◆ **LISTED RECORDS**
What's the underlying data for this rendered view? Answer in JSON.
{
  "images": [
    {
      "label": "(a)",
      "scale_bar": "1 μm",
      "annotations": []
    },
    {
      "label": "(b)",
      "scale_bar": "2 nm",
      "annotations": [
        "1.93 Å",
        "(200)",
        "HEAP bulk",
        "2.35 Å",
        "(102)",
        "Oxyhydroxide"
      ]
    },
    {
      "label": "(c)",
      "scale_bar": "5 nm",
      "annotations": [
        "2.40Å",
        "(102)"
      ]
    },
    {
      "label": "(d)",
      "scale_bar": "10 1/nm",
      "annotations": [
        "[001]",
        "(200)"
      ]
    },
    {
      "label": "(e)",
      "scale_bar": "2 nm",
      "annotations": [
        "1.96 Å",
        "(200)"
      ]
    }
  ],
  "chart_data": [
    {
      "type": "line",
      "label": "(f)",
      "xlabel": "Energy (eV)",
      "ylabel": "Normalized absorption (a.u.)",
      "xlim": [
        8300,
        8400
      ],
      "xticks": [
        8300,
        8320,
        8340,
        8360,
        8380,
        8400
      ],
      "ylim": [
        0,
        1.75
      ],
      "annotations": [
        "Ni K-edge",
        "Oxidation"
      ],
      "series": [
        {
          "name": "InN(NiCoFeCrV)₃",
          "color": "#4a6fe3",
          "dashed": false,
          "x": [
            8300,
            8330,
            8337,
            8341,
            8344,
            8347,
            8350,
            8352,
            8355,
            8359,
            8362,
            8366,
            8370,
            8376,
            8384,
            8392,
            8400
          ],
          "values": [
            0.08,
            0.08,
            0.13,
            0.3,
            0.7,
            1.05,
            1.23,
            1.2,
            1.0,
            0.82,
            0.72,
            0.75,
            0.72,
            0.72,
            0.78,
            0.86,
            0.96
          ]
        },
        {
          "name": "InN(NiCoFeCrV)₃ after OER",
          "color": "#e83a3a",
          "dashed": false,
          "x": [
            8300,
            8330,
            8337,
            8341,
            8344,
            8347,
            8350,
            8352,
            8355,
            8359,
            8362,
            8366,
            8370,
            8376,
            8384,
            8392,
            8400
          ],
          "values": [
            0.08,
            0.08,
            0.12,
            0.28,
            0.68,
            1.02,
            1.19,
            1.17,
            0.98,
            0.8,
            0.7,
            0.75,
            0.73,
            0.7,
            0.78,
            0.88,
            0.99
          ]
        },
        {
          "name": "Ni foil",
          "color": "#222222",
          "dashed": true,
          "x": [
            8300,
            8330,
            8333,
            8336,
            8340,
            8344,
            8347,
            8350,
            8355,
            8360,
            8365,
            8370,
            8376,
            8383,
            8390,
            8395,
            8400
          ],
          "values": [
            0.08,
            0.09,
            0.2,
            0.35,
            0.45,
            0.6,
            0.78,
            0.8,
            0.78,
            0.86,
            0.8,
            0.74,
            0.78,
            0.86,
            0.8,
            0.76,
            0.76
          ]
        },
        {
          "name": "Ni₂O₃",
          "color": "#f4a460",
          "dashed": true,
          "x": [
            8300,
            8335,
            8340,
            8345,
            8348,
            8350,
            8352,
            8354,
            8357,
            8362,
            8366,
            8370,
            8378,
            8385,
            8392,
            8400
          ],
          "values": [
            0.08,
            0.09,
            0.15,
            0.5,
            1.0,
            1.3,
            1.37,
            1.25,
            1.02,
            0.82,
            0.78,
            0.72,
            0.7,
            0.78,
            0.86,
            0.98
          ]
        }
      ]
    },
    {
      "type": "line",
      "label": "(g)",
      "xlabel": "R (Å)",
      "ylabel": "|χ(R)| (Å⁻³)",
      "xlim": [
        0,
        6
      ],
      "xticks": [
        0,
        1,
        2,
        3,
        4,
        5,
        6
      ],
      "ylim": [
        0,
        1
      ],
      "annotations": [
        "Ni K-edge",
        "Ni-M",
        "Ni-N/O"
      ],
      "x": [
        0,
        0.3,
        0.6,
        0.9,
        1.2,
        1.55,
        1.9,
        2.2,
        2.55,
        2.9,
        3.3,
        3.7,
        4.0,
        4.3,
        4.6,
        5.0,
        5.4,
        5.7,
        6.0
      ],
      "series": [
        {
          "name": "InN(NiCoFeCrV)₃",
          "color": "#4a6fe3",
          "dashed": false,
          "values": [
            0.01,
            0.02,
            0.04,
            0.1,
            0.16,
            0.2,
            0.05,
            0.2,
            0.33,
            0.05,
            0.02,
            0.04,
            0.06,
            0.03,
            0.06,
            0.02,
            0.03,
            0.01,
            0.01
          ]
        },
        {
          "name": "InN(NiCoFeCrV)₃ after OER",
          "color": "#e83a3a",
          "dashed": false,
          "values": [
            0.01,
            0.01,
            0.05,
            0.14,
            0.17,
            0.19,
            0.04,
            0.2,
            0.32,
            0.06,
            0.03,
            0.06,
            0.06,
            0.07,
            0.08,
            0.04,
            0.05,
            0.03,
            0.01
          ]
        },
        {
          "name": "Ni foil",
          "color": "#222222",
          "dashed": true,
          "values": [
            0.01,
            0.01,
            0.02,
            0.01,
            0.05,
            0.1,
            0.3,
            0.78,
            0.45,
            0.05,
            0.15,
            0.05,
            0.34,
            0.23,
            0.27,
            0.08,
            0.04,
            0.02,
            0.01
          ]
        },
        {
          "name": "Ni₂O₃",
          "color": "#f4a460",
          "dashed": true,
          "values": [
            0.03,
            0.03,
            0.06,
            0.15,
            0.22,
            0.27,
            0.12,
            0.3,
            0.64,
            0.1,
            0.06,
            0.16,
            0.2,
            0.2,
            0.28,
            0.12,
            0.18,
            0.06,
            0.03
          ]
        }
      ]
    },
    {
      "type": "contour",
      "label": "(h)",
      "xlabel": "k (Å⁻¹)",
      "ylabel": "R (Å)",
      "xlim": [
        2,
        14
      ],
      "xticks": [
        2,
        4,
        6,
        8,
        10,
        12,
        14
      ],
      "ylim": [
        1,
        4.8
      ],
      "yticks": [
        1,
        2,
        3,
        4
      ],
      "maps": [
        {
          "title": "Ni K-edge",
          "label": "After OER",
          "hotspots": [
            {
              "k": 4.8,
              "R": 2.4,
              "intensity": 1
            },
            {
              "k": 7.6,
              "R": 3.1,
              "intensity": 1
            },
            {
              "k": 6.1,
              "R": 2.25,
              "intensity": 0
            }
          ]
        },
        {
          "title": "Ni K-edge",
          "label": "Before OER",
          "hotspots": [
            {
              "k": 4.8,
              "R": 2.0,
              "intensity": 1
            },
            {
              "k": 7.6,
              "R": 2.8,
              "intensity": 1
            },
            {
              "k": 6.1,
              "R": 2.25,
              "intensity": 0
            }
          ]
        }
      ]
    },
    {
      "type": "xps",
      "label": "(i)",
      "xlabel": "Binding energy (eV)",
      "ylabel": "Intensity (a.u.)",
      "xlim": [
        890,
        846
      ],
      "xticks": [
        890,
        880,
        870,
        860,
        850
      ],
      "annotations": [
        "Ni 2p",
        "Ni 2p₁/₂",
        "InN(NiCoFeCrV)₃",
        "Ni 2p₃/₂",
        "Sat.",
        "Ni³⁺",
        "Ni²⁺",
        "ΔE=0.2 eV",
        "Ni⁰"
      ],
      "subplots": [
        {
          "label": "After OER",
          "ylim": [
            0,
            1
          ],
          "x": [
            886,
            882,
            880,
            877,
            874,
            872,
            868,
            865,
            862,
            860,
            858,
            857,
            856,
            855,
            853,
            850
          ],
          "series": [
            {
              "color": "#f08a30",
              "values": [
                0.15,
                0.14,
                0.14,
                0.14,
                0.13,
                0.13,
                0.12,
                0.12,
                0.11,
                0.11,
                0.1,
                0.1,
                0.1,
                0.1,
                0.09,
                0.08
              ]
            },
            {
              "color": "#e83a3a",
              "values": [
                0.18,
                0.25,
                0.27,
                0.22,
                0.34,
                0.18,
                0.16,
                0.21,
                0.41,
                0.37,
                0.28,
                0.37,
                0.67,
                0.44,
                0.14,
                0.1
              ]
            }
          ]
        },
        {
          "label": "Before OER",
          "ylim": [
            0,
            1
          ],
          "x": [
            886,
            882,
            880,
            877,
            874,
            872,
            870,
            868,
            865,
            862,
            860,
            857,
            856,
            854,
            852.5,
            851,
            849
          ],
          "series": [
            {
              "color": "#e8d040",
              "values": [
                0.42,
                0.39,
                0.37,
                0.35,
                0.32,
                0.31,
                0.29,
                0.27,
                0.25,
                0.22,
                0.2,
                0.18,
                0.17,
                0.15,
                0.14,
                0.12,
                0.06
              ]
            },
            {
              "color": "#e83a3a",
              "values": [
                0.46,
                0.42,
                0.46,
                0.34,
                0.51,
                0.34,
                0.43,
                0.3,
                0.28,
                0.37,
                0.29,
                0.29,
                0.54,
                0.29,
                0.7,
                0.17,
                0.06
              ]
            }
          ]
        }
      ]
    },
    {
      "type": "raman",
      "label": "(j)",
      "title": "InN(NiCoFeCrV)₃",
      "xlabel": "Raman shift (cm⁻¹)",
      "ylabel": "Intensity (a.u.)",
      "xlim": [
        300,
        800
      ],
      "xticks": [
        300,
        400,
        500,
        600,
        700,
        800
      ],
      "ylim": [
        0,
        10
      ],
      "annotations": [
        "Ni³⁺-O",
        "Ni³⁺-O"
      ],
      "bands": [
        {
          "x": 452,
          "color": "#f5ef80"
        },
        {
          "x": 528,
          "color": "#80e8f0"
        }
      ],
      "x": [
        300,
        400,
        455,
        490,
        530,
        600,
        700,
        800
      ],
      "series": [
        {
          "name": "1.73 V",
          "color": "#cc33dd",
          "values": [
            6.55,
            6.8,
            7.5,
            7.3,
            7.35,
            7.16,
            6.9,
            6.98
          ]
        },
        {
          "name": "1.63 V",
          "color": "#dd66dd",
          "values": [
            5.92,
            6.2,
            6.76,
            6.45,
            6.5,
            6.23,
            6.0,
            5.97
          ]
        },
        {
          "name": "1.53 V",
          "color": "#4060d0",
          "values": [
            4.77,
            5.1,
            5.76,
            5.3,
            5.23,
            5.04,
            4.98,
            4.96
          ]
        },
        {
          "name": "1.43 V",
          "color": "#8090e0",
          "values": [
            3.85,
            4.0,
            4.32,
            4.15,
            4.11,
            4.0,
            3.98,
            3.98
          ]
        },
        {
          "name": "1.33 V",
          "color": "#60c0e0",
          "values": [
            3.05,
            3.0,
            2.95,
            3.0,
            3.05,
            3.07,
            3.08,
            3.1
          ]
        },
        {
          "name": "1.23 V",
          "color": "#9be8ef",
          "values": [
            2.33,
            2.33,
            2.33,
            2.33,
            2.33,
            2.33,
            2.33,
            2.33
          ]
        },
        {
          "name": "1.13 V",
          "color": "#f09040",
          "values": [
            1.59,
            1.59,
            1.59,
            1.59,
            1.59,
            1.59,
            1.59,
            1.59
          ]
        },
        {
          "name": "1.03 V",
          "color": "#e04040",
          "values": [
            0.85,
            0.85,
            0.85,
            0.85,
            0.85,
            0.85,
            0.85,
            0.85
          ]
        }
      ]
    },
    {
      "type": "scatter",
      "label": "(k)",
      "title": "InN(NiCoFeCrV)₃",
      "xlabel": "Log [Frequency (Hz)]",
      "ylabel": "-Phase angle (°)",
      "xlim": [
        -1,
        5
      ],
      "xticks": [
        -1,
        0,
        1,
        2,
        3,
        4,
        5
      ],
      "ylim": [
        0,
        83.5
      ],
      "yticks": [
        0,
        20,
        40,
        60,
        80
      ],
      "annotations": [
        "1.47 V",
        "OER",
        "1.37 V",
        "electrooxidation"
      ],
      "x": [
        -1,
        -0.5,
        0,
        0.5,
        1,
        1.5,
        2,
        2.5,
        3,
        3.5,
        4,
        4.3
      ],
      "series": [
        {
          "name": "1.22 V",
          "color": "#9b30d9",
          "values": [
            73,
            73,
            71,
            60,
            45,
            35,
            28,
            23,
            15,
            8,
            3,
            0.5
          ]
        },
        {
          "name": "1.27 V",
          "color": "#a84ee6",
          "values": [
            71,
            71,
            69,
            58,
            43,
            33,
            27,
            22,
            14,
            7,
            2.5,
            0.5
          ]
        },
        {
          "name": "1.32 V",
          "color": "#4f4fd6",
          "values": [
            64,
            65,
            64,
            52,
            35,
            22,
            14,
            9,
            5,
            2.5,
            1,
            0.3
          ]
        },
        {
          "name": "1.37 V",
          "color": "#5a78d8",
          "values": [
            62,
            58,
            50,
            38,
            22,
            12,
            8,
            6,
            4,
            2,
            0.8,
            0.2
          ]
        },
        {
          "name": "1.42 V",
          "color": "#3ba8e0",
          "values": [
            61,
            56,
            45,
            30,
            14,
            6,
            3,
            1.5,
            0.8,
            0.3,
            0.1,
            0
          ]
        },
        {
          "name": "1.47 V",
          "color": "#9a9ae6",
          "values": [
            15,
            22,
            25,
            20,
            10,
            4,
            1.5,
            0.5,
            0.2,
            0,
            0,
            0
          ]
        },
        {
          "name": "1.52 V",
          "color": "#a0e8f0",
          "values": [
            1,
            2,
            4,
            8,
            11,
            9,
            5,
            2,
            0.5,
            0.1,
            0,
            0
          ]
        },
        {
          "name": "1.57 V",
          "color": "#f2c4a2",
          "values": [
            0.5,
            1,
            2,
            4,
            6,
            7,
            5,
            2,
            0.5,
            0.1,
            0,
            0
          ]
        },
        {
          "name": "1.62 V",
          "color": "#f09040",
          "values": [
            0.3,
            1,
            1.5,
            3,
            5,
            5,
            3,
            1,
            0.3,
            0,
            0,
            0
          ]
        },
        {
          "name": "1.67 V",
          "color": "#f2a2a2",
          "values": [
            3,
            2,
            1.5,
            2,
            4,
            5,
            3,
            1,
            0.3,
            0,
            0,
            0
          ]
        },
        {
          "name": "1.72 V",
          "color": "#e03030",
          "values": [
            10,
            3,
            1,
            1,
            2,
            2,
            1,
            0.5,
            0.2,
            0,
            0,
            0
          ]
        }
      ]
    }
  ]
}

◆ **PROBLEM TO SOLVE**
From the listing, copy every line where the string "type" appears.

◆ **SOLUTION**
      "type": "line",
      "type": "line",
      "type": "contour",
      "type": "xps",
      "type": "raman",
      "type": "scatter",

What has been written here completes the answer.